» DATA ROWS:
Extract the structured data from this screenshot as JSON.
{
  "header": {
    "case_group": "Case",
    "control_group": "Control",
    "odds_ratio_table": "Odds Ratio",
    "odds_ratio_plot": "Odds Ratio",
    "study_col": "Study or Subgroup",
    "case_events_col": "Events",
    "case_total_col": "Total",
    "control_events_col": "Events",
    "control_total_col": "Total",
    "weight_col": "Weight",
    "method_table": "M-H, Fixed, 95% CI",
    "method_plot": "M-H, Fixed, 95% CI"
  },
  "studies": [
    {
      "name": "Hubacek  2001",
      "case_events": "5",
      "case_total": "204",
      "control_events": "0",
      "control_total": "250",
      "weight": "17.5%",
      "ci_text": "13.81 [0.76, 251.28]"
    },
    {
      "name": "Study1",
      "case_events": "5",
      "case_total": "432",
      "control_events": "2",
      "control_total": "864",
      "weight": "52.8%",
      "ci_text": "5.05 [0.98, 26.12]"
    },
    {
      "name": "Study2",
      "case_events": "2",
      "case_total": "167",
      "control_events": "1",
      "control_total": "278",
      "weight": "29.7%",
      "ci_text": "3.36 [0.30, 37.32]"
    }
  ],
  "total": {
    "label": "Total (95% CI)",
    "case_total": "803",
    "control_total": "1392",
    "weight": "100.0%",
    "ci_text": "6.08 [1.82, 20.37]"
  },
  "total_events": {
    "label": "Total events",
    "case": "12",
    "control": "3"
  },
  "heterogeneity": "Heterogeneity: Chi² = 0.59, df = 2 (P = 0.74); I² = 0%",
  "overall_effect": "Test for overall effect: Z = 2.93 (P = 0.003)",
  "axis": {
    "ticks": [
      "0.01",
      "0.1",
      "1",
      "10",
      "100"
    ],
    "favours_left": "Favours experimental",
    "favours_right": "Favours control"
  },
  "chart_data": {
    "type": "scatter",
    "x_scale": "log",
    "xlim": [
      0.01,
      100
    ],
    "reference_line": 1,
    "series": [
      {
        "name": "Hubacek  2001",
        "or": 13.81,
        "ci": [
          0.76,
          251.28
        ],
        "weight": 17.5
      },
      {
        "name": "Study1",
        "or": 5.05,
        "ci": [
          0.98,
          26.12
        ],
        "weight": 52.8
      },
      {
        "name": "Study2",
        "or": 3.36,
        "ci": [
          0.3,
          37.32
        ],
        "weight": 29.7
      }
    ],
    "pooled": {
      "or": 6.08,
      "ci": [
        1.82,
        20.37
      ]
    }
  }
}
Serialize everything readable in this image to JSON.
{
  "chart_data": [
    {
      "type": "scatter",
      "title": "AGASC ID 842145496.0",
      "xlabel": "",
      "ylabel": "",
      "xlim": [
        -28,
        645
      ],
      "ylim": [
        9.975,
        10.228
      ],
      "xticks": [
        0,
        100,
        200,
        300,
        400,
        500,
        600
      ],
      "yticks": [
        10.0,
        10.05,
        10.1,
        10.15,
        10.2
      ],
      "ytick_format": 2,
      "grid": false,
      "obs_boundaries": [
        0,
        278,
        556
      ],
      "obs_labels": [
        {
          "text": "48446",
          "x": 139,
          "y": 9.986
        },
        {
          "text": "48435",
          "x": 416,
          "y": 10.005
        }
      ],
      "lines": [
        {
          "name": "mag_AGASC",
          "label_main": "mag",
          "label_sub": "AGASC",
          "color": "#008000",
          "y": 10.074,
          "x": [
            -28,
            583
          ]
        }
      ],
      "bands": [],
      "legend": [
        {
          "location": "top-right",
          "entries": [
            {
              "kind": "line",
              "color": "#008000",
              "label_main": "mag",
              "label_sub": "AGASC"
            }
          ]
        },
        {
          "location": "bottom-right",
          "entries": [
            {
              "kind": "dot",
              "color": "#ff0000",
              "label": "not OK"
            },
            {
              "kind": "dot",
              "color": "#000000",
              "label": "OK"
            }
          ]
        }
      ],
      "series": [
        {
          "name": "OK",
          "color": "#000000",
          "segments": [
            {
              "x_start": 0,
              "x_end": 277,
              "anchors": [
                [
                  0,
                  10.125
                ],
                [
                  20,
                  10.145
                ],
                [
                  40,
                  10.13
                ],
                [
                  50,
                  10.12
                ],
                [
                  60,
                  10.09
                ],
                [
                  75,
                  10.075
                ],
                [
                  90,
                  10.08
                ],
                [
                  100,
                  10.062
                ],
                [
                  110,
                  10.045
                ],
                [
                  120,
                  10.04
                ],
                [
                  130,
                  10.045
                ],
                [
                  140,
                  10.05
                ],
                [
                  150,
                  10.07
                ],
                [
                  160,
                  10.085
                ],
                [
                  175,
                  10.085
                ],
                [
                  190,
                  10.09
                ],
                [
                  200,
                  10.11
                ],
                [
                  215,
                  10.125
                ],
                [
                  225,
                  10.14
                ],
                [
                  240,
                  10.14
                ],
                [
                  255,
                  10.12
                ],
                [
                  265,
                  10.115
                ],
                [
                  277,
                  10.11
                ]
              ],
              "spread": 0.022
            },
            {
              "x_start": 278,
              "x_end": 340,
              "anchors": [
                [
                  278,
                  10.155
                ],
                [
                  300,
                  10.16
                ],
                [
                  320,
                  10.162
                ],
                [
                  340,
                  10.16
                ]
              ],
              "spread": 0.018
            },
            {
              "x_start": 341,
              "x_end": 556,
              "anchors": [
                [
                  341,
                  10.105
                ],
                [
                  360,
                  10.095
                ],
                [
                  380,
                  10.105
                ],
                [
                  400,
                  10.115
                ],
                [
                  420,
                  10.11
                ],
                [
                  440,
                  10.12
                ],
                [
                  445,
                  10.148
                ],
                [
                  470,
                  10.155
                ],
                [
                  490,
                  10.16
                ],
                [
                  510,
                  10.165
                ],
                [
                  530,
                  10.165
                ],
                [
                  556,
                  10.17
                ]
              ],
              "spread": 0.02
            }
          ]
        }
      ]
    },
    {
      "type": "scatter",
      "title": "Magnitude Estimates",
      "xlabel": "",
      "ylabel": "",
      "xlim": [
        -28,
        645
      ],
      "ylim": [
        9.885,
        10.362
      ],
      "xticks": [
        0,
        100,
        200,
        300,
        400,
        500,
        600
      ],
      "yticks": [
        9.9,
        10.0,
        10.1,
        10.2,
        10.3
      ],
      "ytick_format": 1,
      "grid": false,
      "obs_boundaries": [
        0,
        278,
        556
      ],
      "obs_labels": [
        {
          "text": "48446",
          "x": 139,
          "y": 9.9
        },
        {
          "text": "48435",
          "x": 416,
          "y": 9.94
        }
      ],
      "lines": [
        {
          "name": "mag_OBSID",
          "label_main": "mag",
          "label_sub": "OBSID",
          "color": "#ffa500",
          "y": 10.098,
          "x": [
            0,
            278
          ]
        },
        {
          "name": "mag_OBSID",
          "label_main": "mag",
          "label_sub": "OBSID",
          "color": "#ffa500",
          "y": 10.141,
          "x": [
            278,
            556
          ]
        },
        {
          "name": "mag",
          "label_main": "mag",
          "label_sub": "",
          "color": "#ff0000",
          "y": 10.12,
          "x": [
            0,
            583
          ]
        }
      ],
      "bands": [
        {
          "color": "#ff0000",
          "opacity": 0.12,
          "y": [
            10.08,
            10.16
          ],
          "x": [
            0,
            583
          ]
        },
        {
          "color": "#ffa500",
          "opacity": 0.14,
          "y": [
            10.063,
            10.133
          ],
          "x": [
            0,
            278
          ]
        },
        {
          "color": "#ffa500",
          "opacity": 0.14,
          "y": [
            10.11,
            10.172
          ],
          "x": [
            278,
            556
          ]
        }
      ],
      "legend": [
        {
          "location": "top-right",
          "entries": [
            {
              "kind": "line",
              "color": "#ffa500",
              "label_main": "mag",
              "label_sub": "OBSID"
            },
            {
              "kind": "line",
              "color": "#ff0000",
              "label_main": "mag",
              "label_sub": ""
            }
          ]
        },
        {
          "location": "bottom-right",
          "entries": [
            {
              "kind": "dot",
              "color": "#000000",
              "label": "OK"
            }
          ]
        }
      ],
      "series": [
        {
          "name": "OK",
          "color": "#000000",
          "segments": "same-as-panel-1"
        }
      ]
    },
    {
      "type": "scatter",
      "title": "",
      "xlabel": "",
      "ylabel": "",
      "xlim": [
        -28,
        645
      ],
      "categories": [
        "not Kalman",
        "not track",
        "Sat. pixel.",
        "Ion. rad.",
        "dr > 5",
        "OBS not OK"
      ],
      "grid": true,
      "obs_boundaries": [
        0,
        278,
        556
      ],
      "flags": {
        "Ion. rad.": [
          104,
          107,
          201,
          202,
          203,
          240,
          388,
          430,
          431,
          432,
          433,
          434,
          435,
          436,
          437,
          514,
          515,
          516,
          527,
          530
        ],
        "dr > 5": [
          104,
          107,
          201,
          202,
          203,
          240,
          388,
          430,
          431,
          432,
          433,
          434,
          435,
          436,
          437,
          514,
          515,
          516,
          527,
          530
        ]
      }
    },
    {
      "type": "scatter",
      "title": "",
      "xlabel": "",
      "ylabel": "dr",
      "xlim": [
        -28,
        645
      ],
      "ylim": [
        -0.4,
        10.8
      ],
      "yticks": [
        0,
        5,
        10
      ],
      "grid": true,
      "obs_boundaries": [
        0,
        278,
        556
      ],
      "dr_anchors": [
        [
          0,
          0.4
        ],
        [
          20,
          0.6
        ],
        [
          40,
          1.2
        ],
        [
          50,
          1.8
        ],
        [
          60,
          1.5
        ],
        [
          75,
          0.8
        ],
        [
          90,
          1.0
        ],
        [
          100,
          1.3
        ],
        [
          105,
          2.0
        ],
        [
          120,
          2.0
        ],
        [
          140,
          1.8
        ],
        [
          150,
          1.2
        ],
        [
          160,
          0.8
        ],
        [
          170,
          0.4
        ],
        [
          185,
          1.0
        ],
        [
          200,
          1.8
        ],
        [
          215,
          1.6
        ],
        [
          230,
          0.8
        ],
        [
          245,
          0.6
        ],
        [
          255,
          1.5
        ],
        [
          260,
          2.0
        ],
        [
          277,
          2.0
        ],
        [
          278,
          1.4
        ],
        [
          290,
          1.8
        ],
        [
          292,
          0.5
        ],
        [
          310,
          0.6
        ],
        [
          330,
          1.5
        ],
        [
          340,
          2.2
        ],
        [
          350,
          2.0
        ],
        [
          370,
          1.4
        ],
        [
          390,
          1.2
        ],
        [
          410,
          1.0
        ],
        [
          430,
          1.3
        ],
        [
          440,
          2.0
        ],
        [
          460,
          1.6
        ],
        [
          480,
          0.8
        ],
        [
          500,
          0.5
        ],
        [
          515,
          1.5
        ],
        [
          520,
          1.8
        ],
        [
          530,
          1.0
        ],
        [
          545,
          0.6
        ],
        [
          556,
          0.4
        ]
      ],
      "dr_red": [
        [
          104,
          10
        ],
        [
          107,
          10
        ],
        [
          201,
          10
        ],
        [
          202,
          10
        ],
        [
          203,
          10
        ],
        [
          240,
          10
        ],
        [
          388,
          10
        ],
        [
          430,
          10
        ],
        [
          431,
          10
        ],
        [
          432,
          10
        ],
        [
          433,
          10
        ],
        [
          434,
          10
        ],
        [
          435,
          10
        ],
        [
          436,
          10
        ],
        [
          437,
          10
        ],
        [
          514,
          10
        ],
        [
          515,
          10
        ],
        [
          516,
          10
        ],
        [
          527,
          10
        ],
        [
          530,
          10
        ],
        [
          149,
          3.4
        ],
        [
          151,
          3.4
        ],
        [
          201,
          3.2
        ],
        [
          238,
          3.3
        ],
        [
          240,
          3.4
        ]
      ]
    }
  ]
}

» WHAT THE EXERCISE ASKS:
Find every line in the records above that holds the word "Fixed", and copy each one.

» ANSWER TO THE TASK:
    "method_table": "M-H, Fixed, 95% CI",
    "method_plot": "M-H, Fixed, 95% CI"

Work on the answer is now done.